### Trecho do texto
+ + + +
Beldades sênior

Na hora não aguentei e explodi: Você é um machista pleistocênico, canalha misógino, pulha preconceituoso. “O que é isso?”, veio a resposta, “não se fala assim com uma amizade de quarenta anos”. Que pode acabar aqui e agora, respondi. E tinha motivo. Estava cansado das crônicas de pseudo-sedução dele, que contava da última e da penúltima.

Dera o fora na penúltima, o motivo: “Não aguentava o cheiro do KY e fui procurar o produto natural”. O “produto natural” era secretado pela última, agora no último lustro de dispensar o KY. Por esta e pelo conjunto da obra foi a razão da acusação, que repito. ‘Na mulher você vê o sexo, não a essência. Os frentistas de postos de gasolina são mais sensíveis e gentis, tanto com as mulheres quanto com os automóveis: têm carinho com aquelas e aqueles que consomem lubrificantes de alta viscosidade, para motores cansados’.

“Pô, não é assim, eu trato bem as mulheres”, diz-me o inimigo do KY. ‘Sim’, respondo, ‘você trata bem, enche de presentes e troca de dois em dois anos. Não vou dizer que não mereceram ou que foram santas, sabiam onde e com quem estavam deitando’. “Péra aí, eu não sou essa porcaria toda”.  ‘Não, você tem o maior dos charmes, é rico, bilionário, bem situado, consagrado na profissão. Mas nem por isso deixa de ser uma bosta’.

Continuo sem absolver suas ex-mulheres – tirando, claro, a santa mãe dos filhos, primeira e pioneira no descarte -, elas também levaram vantagem. Algumas ficam sem jeito quando lembradas de que foram suas mulheres: comprovei com uma delas, em recente jantar. ‘Você não as valoriza: elas são mais bonitas que você, mais inteligentes, têm a cultura que você nunca terá, não usam o palito de dentes para tirar a areia das unhas dos pés durante o almoço na praia’.

Todas serviram a seus propósitos arrivistas e profissionais. O mínimo que merecem nesta altura é respeito e reconhecimento. “Vejo que estou falando com um santo, que não sacaneou mulheres”, foi a estocada dolorida que recebi. Dei razão, fiz isso, mas em grau infinitamente menor. Agora estou curado, respondi. “Como?”, perguntou, “já vi você com duas coroas diferentes”. O lobo perde o pelo e não perde o vício. Não são coroas, são beldades sênior, respondi.
+ + + +
### Registros
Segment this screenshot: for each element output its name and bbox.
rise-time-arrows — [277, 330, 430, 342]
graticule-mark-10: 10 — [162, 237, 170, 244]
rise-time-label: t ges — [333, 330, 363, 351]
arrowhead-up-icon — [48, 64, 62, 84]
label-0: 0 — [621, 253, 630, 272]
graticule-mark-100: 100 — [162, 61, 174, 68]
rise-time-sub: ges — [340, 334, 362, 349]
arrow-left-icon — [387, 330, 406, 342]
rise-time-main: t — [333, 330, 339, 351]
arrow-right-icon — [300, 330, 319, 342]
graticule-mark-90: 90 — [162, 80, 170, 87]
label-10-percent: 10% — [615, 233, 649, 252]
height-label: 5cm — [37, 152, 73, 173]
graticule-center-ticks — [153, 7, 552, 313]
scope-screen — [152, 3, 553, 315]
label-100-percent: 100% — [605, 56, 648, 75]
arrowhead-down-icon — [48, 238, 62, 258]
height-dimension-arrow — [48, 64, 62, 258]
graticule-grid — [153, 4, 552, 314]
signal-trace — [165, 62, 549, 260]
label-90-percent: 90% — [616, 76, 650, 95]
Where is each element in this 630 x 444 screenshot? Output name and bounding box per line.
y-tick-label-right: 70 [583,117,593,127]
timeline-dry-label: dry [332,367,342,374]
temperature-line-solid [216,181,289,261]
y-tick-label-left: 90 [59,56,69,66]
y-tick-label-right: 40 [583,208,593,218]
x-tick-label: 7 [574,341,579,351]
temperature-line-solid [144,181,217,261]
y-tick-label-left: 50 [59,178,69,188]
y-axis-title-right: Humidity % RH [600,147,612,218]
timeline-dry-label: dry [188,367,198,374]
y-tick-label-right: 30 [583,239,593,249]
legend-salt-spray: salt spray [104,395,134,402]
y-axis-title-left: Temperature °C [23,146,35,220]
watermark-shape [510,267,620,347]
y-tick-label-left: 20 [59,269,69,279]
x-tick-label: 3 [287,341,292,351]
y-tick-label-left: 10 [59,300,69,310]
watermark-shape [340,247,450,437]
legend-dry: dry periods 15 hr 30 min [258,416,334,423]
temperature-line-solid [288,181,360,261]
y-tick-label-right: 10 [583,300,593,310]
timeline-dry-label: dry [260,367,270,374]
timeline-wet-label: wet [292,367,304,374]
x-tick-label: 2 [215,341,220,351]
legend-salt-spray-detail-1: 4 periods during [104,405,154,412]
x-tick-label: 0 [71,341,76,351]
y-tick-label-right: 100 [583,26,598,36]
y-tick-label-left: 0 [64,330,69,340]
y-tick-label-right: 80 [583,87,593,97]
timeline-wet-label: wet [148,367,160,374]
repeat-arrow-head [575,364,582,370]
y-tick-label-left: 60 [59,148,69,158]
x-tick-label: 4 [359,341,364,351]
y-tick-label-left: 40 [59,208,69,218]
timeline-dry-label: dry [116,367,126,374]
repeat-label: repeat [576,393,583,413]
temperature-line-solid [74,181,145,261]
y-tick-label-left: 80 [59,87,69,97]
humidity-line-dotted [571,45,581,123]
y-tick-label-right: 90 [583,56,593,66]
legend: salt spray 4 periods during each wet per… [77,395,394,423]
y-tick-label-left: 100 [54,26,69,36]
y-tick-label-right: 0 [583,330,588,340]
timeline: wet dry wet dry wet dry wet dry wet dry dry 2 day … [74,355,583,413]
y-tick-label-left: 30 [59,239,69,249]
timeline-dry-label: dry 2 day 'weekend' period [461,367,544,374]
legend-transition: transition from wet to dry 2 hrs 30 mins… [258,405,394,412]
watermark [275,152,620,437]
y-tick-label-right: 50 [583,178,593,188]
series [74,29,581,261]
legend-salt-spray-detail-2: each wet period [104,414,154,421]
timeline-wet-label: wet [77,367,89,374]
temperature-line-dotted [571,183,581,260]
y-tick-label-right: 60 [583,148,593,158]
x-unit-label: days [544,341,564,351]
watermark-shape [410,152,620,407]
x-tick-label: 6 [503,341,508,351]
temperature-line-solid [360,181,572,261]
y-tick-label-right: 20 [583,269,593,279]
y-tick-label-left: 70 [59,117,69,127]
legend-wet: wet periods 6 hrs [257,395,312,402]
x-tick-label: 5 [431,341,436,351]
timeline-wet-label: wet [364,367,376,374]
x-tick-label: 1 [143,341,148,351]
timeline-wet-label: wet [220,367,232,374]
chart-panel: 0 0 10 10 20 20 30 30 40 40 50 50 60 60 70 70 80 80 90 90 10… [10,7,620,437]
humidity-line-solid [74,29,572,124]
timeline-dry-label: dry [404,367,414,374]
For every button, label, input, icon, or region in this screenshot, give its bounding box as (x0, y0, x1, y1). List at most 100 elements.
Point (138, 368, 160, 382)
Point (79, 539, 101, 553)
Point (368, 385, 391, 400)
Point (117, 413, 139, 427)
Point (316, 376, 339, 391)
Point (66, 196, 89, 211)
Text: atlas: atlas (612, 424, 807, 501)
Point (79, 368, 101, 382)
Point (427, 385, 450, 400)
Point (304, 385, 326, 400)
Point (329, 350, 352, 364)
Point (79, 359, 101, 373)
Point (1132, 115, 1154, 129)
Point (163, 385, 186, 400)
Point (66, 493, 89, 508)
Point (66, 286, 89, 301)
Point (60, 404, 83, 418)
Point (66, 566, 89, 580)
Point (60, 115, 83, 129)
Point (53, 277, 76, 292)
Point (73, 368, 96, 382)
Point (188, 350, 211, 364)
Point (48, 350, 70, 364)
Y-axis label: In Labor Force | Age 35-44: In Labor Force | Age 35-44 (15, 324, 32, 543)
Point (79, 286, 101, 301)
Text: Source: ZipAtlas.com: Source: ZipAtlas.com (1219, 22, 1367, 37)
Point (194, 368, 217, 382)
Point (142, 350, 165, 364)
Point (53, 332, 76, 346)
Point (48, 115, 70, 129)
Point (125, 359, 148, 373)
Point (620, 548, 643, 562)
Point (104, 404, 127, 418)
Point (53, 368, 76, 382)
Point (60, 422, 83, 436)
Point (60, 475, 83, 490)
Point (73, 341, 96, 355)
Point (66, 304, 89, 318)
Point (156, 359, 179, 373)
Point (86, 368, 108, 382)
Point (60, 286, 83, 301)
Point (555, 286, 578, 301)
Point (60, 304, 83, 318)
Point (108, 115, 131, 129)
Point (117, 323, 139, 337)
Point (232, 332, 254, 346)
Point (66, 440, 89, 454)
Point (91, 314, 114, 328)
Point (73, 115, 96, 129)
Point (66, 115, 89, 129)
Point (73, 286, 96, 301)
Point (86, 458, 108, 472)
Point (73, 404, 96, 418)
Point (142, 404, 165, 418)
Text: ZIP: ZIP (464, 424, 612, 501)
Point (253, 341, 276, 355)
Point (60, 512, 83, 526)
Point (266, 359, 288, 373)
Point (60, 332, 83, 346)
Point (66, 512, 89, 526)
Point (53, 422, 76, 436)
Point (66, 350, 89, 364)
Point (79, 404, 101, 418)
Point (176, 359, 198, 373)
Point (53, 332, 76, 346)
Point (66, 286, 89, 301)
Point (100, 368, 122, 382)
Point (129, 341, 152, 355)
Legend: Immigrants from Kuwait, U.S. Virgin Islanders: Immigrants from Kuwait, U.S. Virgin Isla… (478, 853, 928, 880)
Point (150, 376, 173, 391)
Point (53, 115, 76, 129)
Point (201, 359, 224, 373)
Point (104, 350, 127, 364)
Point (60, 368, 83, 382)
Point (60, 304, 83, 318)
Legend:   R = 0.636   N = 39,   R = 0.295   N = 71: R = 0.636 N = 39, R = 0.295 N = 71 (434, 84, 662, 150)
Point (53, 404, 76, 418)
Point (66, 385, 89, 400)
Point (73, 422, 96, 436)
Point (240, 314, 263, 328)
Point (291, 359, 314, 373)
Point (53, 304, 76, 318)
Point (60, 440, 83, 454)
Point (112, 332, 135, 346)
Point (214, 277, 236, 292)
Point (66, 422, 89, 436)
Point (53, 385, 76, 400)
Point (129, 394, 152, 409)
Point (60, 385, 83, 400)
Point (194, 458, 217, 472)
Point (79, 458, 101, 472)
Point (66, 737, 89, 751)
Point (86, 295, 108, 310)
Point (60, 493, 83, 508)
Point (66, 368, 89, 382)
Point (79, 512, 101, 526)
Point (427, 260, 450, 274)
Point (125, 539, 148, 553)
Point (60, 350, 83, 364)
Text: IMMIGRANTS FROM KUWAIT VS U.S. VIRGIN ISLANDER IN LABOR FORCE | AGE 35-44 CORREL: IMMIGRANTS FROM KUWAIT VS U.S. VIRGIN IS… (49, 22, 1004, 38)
+ + + +
### O que fazer
1/ Na crônica "Beldades sênior", há quantos anos dura a amizade entre o narrador e o amigo?
2/ Escreva a continuação da crônica "Beldades sênior" a partir da última frase apresentada.

### Respostas
1/ Quarenta anos.

2/
“E você faz o quê com elas? Pelo jeito só elogia”. ‘Faço tudo que você faz, inclusive com o KY, que você reclama nelas mas não sabe o quanto ajuda a na meia bomba do Viagra. Mas faço melhor, faço a transa de avós’. “Transa de avós, o que é isso”. Respondo que é uma transa igual às outras, com a diferença que os parceiros têm netos. Ele não perde oportunidade de conhecer novos domínios da sacanagem. “Como funciona essa transa de avós?”

Igual às outras, respondo. ‘A gente no escuro, para esconder as pelancas; a coisa vai devagar, muitas vezes dispensamos o Viagra e o KY, ficamos ali de conversa fiada e puxamos o arquivo de fotos do celular. Um dia contei a uma avó do filme do Don Juan em que Marlon Brando e Faye Dunaway, os dois na cama, brincavam de cuspir pipoca para o alto’. “Então assistem filmes de sacanagem, veem nudes próprios e alheios?”. Não, respondo, ali, na boa, peladões, só curtindo as gracinhas dos fedelhos.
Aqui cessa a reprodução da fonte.